BEGIN GIVEN RECORDS

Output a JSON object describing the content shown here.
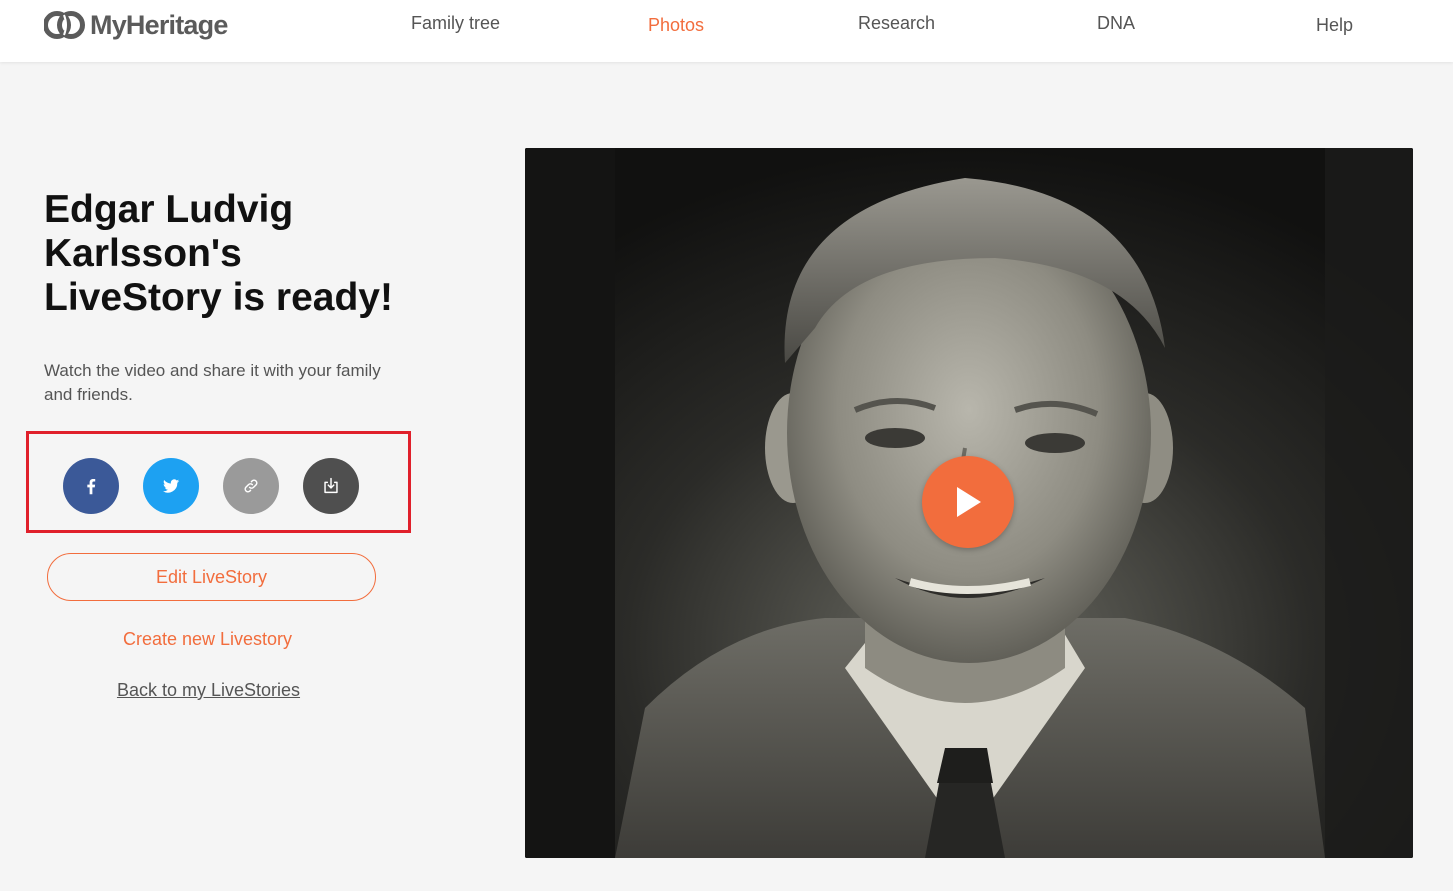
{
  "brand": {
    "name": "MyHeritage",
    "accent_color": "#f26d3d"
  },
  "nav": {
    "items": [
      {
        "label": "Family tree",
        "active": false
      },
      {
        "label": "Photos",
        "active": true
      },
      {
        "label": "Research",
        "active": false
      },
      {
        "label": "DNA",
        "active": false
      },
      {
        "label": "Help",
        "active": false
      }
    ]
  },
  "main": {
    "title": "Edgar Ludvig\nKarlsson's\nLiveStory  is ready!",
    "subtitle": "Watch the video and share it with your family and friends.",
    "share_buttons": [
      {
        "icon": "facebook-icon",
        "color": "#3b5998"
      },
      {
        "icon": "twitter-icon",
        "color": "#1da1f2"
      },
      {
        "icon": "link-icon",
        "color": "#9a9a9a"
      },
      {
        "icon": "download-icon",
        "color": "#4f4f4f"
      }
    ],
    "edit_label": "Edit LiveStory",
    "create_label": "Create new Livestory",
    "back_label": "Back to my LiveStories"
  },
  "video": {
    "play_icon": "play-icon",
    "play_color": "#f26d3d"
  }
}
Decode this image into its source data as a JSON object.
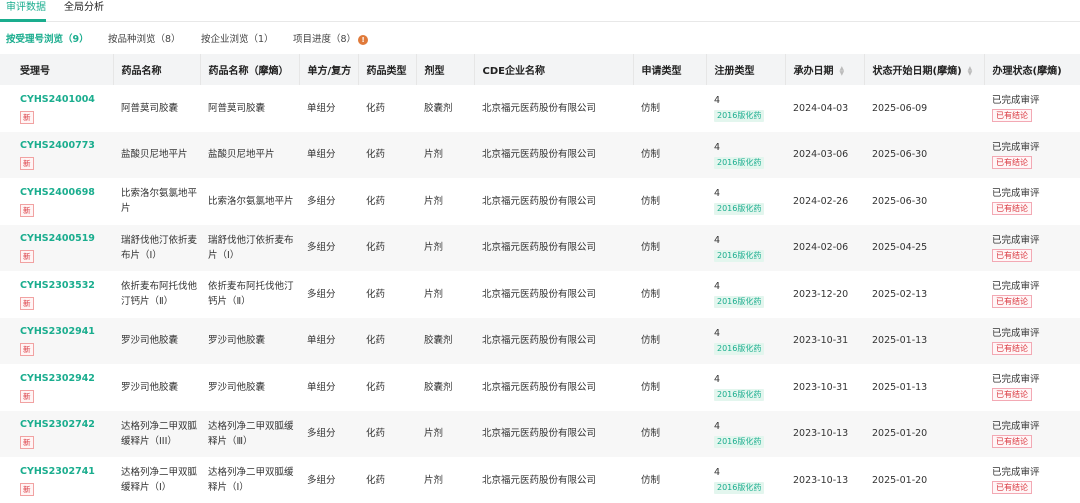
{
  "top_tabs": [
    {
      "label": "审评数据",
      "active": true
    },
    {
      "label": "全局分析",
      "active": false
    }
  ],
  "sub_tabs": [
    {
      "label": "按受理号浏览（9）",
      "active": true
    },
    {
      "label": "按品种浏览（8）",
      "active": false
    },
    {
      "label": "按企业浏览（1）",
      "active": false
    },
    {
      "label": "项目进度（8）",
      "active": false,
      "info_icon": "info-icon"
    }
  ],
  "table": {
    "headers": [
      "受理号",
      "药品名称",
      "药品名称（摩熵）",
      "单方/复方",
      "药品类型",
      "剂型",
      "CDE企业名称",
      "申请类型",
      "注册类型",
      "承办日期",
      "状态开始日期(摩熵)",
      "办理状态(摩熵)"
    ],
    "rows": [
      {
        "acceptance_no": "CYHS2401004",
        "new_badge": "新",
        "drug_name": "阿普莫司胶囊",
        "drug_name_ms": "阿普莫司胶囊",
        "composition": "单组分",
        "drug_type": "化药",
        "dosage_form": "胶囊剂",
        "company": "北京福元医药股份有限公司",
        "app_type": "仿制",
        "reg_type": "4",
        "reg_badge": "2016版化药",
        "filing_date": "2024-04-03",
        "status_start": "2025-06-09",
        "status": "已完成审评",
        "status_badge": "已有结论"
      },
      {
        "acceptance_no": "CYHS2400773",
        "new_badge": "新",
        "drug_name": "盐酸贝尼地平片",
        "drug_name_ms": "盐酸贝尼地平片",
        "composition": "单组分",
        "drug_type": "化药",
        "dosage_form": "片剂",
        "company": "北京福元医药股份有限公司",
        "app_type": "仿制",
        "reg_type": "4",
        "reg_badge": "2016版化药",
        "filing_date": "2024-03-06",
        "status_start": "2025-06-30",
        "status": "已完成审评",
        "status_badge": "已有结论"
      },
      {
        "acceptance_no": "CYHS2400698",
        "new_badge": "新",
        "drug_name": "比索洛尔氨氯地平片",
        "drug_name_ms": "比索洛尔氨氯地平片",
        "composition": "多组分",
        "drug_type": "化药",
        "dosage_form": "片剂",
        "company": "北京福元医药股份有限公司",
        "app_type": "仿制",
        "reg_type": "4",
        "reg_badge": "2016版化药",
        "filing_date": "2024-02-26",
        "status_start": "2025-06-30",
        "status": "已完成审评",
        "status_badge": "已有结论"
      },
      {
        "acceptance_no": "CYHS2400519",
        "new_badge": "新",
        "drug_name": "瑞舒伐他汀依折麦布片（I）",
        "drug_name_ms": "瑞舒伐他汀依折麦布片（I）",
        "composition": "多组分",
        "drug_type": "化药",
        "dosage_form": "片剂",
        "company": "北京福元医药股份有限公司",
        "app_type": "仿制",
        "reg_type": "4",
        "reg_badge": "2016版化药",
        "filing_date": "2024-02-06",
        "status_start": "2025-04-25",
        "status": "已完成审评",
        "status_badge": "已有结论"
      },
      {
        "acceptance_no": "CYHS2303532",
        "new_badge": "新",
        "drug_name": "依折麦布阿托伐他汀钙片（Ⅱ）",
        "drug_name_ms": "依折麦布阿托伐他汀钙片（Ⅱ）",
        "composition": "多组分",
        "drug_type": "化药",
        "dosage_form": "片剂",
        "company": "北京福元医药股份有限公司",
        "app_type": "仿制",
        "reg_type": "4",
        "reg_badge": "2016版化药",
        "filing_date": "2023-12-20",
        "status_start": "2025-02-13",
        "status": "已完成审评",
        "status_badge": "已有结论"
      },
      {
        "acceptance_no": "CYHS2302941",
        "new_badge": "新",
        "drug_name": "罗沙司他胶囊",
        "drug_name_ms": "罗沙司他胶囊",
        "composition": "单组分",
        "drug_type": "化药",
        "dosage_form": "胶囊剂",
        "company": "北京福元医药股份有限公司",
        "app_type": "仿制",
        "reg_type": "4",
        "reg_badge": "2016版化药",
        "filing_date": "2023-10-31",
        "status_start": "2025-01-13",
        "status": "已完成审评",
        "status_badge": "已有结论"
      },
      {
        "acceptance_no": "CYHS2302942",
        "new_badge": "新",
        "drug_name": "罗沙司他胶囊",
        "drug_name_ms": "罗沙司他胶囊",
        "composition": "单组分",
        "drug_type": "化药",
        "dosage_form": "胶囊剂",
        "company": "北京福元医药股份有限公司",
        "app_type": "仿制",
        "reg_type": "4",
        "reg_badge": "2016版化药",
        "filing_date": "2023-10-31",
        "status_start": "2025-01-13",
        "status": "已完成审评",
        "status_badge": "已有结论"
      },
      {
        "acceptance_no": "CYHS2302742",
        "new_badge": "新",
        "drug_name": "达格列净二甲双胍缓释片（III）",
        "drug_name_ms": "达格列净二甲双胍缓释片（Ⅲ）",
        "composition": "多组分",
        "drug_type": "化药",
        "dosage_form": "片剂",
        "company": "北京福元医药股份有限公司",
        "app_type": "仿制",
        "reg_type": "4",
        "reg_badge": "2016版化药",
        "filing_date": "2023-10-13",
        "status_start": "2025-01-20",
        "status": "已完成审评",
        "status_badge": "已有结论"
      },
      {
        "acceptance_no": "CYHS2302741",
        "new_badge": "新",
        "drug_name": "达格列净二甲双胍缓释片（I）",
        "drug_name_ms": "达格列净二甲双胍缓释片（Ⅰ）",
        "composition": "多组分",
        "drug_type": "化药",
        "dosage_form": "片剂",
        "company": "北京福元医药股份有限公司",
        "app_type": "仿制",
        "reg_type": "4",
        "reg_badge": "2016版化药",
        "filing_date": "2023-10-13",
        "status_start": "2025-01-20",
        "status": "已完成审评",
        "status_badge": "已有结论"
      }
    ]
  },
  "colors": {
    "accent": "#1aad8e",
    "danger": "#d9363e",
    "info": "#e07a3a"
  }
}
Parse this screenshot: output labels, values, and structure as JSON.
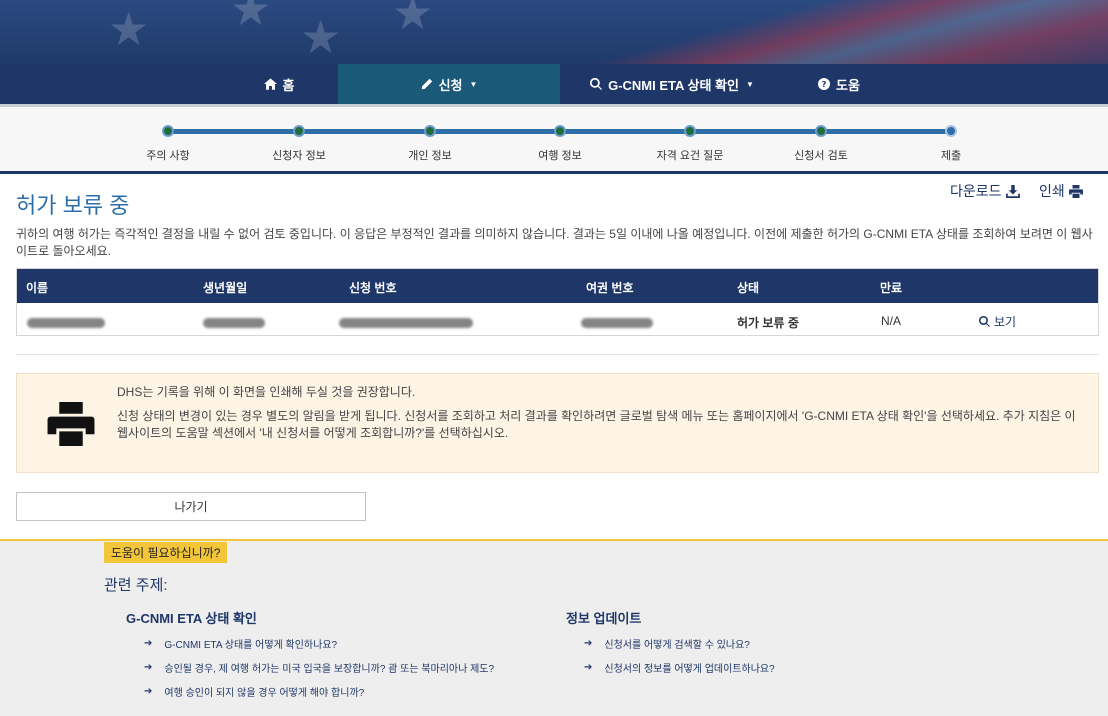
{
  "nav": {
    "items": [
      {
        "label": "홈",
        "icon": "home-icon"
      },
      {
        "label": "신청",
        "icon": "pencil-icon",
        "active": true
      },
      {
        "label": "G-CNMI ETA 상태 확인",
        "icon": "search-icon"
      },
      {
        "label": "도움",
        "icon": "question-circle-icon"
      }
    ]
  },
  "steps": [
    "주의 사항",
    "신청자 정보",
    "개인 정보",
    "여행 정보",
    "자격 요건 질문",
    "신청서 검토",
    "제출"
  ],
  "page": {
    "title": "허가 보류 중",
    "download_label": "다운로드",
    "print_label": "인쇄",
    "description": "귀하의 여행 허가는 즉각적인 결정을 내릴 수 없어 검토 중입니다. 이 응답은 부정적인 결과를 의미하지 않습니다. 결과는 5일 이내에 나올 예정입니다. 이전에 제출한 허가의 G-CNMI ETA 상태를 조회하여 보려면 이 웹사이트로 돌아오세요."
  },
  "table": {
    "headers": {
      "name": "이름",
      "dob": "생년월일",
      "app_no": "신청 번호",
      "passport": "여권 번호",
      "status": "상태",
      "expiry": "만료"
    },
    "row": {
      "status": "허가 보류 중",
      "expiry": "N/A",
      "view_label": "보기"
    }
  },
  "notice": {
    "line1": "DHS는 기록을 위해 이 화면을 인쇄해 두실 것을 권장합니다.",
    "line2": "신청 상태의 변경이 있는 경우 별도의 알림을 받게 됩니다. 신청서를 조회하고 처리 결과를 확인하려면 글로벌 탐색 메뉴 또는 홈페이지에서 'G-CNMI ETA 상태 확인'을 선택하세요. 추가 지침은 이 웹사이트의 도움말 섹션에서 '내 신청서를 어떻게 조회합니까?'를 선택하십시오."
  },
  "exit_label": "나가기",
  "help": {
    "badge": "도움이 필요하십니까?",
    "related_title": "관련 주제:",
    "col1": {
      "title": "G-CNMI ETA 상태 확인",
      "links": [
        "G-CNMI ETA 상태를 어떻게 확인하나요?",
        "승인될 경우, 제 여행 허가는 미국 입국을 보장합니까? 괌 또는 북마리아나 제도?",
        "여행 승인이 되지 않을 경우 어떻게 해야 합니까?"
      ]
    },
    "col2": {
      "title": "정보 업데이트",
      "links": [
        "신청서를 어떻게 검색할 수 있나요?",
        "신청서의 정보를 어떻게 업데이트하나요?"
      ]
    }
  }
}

END GIVEN RECORDS

Scan the listing above for the word "CNMI" and copy every line that holds it.

        "label": "G-CNMI ETA 상태 확인",
    "description": "귀하의 여행 허가는 즉각적인 결정을 내릴 수 없어 검토 중입니다. 이 응답은 부정적인 결과를 의미하지 않습니다. 결과는 5일 이내에 나올 예정입니다. 이전에 제출한 허가의 G-CNMI ETA 상태를 조회하여 보려면 이 웹사이트로 돌아오세요."
    "line2": "신청 상태의 변경이 있는 경우 별도의 알림을 받게 됩니다. 신청서를 조회하고 처리 결과를 확인하려면 글로벌 탐색 메뉴 또는 홈페이지에서 'G-CNMI ETA 상태 확인'을 선택하세요. 추가 지침은 이 웹사이트의 도움말 섹션에서 '내 신청서를 어떻게 조회합니까?'를 선택하십시오."
      "title": "G-CNMI ETA 상태 확인",
        "G-CNMI ETA 상태를 어떻게 확인하나요?",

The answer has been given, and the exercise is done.